[Records contained in a dataset]
>> start

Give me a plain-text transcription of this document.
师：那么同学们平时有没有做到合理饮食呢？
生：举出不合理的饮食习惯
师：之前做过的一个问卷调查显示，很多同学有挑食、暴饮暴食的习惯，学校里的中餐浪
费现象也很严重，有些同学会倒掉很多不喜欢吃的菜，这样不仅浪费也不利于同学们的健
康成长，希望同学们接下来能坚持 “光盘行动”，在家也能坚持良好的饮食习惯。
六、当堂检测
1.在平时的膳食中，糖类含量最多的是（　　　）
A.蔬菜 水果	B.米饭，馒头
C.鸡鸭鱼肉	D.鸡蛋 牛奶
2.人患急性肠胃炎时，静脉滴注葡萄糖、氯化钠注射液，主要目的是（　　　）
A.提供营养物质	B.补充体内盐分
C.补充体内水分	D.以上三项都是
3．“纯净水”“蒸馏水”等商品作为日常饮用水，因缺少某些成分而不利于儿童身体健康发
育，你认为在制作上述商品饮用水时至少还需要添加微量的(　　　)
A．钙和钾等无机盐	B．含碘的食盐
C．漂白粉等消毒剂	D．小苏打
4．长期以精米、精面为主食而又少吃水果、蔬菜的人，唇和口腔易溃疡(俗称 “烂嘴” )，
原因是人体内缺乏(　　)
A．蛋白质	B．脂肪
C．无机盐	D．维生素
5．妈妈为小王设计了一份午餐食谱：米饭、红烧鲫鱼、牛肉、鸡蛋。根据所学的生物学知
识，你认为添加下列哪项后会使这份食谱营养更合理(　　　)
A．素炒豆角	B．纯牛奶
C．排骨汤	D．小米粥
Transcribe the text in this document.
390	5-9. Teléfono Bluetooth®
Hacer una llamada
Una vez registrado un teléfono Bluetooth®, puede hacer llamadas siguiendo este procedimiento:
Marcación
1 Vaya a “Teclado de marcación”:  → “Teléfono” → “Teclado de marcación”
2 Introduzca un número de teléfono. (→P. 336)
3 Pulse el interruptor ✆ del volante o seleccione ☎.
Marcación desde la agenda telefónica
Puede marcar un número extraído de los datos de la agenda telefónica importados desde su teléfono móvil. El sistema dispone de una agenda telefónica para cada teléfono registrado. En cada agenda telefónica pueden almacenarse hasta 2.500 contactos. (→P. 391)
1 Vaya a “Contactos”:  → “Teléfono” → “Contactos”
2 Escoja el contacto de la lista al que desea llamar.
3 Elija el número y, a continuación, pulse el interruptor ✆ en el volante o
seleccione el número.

>> end
>> start

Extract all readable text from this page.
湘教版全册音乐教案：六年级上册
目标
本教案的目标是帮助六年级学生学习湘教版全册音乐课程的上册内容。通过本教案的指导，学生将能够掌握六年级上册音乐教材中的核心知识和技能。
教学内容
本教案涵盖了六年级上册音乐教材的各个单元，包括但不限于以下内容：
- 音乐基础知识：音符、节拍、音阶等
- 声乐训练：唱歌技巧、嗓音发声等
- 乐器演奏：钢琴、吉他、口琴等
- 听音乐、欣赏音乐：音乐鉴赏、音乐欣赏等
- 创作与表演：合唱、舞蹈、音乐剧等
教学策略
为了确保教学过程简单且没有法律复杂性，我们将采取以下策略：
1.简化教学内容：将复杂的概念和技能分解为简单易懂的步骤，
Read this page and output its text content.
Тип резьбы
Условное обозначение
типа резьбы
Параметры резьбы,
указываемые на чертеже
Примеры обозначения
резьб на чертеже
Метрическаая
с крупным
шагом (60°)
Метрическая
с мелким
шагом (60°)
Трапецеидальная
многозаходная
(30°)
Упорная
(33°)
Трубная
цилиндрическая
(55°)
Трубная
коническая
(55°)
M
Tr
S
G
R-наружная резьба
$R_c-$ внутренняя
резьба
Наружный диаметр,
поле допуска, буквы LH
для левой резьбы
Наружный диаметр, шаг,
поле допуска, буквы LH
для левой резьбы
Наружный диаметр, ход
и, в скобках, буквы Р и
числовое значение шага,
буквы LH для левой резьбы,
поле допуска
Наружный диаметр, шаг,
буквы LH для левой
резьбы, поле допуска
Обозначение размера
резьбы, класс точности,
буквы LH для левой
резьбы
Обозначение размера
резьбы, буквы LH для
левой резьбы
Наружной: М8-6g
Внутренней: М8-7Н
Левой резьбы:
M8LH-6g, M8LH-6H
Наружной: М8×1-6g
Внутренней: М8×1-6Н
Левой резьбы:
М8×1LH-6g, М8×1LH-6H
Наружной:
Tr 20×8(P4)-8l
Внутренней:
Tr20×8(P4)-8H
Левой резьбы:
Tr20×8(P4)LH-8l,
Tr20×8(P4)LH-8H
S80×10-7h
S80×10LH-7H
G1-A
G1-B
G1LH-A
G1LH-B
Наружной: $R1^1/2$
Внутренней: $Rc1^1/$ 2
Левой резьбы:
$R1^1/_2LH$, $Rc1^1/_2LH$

>> end

__GOAL__
Pick out the lines containing the string "диаметр".

__ANSWER FOR THE TASK__
Наружный диаметр,
Наружный диаметр, шаг,
Наружный диаметр, ход
Наружный диаметр, шаг,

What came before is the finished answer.